Dysautonomia rarely exists in isolation. It often emerges from, or sits alongside, other physiological pictures. A viral illness that did not finish resolving. Mast-cell activity that keeps the nervous system on high alert. Hormonal change that pulled regulation off-line. Connective tissue laxity that changes how vessels hold pressure. Micronutrient depletion that the standard pathology reference range does not capture. Sleep that never reaches recovery.
Integrative medicine in the dysautonomia pathway is the part of the team that reads those upstream and adjacent factors and decides which ones can usefully be addressed. The work draws on conventional medicine first, and on nutritional medicine, lifestyle medicine, and other evidence-supported approaches where they fit the clinical question. It does not bypass mainstream medicine. It tries to read the parts of the picture that mainstream consultations often do not have time to look at.
This service is for people in the dysautonomia pathway whose presentation involves more than the autonomic symptoms alone — post-viral fatigue, reactive symptoms, hormonal change, nutritional concerns, sleep disturbance — and where the active clinical question is "what else is shaping this picture and what can be done about it".
The first appointment reads the whole record. Autonomic data, viral and immune history, prior pathology, supplements and prior trials, sleep, hormonal context, gastrointestinal pattern. The point is to know what the picture already contains.
The consultation looks at the factors most likely to be driving or sustaining the autonomic dysregulation in this person. Where a specific upstream piece is identified — for example, ongoing post-viral inflammation, mast-cell activity, hormonal change, or significant micronutrient depletion — that is named. Where the picture is unclear, that is named too.

#### WORK REQUEST:
Continue the text on integrative medicine for dysautonomia from its last sentence, keeping the same style and voice.

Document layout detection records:

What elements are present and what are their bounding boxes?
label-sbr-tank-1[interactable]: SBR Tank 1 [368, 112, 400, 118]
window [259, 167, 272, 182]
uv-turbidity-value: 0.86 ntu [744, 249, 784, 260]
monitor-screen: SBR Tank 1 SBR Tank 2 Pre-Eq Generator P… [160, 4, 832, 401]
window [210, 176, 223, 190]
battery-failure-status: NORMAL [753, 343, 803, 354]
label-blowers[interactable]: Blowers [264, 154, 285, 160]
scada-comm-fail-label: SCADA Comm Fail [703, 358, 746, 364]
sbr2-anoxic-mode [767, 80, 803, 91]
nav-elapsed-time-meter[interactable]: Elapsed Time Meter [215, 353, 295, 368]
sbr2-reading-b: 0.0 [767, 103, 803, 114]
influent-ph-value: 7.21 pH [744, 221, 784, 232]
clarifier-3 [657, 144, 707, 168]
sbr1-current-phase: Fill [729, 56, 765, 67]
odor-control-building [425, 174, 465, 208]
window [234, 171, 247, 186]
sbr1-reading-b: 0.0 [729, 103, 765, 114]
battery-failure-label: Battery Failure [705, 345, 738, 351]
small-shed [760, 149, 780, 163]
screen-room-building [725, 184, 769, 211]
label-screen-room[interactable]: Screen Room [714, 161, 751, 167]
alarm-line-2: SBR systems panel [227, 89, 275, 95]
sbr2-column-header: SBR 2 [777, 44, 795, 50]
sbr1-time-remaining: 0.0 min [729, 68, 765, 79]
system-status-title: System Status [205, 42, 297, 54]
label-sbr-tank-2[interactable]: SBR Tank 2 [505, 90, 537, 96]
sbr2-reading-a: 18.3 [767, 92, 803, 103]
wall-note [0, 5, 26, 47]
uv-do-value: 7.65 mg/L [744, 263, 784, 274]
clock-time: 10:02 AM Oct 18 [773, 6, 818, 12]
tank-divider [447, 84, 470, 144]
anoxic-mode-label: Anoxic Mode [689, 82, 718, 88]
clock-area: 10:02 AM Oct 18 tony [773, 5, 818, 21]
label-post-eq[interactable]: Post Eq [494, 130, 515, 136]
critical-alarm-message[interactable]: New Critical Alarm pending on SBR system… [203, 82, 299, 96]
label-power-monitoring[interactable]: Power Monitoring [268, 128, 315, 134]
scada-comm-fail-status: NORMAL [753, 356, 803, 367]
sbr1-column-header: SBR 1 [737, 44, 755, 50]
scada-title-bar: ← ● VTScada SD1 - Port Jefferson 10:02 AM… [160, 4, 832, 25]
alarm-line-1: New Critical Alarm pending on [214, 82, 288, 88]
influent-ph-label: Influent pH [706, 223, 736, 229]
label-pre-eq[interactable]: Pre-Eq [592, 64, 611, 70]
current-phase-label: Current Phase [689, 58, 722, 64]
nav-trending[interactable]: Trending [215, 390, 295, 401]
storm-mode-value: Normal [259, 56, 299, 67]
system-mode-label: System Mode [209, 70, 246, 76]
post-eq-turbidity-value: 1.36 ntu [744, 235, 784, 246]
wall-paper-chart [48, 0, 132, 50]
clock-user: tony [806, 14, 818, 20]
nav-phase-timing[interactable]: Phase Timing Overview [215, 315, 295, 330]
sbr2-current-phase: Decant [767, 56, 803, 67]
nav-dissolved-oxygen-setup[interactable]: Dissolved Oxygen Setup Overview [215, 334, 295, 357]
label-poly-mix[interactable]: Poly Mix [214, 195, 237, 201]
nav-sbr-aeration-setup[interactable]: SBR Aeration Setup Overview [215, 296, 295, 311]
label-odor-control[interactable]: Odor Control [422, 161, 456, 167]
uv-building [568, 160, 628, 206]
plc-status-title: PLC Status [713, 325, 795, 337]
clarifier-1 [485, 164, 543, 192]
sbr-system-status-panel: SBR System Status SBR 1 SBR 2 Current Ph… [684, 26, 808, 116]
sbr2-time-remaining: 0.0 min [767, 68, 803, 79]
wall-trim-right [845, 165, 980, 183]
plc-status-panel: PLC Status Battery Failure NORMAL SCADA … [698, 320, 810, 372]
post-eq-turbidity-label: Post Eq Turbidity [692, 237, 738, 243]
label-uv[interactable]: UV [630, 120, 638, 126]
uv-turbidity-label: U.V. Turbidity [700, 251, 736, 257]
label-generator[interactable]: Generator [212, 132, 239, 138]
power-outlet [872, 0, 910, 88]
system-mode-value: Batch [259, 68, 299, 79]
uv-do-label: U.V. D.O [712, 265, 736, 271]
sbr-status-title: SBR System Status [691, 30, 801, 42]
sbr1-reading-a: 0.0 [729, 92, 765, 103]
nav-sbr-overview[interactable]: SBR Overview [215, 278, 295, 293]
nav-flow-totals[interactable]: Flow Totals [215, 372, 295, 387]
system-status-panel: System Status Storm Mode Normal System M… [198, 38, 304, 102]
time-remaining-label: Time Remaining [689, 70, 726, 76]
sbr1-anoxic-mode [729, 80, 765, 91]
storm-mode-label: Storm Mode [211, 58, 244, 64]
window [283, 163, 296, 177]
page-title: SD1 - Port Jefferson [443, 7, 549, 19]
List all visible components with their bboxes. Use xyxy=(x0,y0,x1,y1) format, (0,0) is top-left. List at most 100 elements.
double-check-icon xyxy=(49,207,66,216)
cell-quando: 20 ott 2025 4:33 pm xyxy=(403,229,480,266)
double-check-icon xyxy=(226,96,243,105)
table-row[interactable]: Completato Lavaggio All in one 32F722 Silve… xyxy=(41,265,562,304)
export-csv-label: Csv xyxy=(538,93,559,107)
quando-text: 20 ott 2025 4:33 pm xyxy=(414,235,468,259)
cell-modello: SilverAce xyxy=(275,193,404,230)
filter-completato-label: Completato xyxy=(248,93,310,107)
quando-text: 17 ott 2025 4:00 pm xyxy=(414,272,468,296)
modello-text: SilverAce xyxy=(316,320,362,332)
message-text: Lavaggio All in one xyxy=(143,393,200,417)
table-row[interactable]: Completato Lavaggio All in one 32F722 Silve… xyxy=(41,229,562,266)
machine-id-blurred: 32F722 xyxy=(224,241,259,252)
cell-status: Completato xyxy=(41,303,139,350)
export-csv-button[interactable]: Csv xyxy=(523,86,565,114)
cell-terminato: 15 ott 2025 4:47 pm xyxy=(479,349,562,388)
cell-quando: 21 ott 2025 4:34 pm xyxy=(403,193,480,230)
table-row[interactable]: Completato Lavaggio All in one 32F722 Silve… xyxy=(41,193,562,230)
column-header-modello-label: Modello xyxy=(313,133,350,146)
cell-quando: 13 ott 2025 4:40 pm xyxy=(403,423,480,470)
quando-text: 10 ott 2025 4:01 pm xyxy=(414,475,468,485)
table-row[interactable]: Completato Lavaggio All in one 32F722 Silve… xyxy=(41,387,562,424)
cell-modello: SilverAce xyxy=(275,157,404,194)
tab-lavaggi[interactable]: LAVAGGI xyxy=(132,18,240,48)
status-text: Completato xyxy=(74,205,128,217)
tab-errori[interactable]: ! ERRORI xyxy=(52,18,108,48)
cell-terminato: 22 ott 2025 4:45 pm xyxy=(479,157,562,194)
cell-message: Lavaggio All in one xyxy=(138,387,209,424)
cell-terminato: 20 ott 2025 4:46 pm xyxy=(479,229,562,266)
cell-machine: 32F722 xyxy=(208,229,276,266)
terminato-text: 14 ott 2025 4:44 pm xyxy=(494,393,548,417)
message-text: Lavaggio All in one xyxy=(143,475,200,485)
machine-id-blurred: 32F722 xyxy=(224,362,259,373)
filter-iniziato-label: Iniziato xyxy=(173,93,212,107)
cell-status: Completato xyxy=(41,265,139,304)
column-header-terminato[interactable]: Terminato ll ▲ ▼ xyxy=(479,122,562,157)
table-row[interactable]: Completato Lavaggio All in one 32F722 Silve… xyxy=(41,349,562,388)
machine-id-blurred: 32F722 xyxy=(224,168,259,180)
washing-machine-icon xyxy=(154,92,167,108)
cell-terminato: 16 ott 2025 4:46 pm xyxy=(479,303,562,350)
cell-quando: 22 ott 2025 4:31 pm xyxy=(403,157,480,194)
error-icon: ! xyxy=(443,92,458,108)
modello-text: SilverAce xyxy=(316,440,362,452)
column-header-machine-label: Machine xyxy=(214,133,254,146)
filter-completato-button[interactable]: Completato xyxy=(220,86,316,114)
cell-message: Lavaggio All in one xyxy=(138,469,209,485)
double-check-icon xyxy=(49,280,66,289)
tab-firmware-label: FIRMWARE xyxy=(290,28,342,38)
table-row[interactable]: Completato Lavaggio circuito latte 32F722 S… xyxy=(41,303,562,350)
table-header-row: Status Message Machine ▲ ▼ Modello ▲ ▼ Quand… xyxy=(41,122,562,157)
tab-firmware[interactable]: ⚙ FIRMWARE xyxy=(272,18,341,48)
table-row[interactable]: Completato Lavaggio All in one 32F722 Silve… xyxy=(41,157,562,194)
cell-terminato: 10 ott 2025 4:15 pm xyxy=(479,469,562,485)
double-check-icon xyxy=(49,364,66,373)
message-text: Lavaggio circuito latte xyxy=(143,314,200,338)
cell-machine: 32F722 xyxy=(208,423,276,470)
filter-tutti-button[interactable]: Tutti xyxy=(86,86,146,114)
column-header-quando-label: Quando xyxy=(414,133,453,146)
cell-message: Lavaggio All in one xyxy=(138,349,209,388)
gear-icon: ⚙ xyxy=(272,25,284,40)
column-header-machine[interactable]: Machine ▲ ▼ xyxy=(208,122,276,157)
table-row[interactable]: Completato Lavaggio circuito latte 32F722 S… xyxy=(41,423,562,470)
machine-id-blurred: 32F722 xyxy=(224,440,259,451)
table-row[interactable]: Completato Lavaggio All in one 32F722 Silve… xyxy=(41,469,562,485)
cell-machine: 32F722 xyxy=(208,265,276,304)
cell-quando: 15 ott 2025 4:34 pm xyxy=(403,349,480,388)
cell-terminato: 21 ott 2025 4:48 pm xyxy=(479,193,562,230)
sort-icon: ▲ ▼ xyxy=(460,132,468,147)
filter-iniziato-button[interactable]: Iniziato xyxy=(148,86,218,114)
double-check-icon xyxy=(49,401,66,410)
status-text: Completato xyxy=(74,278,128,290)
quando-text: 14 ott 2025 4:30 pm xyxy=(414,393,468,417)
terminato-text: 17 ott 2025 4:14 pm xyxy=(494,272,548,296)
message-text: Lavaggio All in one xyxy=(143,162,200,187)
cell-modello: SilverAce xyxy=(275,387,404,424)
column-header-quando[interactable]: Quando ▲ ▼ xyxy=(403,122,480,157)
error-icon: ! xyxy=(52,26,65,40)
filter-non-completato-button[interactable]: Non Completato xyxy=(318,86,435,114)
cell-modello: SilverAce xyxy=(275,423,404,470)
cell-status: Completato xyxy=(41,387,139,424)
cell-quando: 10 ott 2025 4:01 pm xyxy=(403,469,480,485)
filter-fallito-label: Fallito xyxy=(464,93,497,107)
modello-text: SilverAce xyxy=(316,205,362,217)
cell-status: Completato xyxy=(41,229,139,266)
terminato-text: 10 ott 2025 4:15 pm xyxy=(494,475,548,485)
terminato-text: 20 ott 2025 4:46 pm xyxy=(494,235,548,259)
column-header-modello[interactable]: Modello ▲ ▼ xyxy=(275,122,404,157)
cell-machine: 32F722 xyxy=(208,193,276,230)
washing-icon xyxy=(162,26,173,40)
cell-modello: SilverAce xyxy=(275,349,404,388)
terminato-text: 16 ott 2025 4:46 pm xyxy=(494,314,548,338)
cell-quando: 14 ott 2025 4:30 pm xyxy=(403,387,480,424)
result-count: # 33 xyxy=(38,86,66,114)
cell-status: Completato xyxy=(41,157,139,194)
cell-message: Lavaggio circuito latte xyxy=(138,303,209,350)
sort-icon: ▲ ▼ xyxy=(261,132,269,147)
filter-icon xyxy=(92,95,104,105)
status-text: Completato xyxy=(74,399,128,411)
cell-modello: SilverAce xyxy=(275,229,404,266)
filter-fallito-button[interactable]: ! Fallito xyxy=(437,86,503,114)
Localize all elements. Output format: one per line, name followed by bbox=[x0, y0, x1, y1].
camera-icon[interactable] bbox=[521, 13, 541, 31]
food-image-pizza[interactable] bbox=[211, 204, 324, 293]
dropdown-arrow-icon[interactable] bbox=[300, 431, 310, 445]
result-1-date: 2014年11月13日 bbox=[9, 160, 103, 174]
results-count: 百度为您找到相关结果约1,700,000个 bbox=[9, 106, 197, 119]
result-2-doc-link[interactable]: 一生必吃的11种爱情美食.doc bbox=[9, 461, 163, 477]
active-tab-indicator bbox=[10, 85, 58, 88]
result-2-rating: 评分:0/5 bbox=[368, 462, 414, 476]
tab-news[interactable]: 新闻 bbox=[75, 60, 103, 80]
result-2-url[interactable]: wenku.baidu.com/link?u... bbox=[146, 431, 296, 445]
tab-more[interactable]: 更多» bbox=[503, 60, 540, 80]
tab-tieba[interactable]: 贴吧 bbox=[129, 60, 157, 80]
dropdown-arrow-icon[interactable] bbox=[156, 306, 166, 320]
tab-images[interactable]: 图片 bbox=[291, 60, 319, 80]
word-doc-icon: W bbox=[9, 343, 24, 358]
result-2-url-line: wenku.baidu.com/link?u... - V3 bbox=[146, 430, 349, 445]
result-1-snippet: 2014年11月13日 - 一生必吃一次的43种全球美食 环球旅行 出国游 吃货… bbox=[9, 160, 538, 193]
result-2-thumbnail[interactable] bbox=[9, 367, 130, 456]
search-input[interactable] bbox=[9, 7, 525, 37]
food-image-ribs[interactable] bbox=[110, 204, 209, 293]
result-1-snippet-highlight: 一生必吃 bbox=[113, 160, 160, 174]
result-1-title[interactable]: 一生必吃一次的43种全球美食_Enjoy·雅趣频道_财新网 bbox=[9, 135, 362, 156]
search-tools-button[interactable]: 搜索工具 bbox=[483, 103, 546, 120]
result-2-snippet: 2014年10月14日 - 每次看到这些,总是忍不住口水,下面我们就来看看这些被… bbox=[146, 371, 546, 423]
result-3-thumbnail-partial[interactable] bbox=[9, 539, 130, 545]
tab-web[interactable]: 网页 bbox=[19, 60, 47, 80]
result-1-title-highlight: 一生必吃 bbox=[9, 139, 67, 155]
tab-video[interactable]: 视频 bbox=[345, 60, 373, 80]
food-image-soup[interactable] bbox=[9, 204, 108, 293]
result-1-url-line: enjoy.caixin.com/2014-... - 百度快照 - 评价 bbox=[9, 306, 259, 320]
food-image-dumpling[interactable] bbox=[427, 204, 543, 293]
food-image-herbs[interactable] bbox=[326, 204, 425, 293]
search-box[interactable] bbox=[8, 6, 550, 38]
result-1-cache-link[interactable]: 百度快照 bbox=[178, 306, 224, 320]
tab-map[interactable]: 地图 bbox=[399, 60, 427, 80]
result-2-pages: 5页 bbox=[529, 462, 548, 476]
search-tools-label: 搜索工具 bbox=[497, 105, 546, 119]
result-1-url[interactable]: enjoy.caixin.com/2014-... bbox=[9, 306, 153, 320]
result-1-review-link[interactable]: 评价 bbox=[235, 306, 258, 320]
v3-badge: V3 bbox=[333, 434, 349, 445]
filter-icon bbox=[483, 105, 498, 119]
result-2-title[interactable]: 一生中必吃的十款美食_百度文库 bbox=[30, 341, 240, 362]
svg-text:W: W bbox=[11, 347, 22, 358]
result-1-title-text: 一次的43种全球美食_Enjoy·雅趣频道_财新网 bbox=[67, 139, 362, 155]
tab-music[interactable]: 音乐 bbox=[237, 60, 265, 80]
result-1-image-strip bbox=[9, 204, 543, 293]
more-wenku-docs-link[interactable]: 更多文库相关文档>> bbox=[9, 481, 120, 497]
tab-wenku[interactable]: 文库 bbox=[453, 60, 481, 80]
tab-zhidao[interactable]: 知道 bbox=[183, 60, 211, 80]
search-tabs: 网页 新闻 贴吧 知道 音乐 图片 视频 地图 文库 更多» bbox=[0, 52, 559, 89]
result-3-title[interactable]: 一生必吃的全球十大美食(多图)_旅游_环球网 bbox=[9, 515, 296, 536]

#### TASK RESULT:
A plan is built around what was found. Where conventional medication is the right next step, that is named explicitly. Where nutritional repletion, lifestyle structure, or symptom-side management would be the better first move, that is named too.
The plan is built with the rest of the biio. dysautonomia team in view — medication management, dietetics, exercise physiology, physiotherapy — so the integrative work does not run against the rest.
Each intervention has a reason and a review point. Where a strategy did what was intended, that is recorded; where it did not, the reason is found before the next change is layered on.
Over time, the integrative work moves from active troubleshooting to background support. The patient develops a clearer working sense of which signals matter and which interventions help.
When the integrative work is going well, the picture around the dysautonomia becomes more legible. Upstream contributors are addressed where they can be. Treatments are reviewed against what the body actually did. The patient stops being the only thread connecting the different parts of their own care.
This role does not, by itself, treat the autonomic dysfunction. It does not replace medication management, exercise physiology, dietetics or specialist input. It is the medical thread that reads the rest of the picture so the work elsewhere in the pathway has more to go on.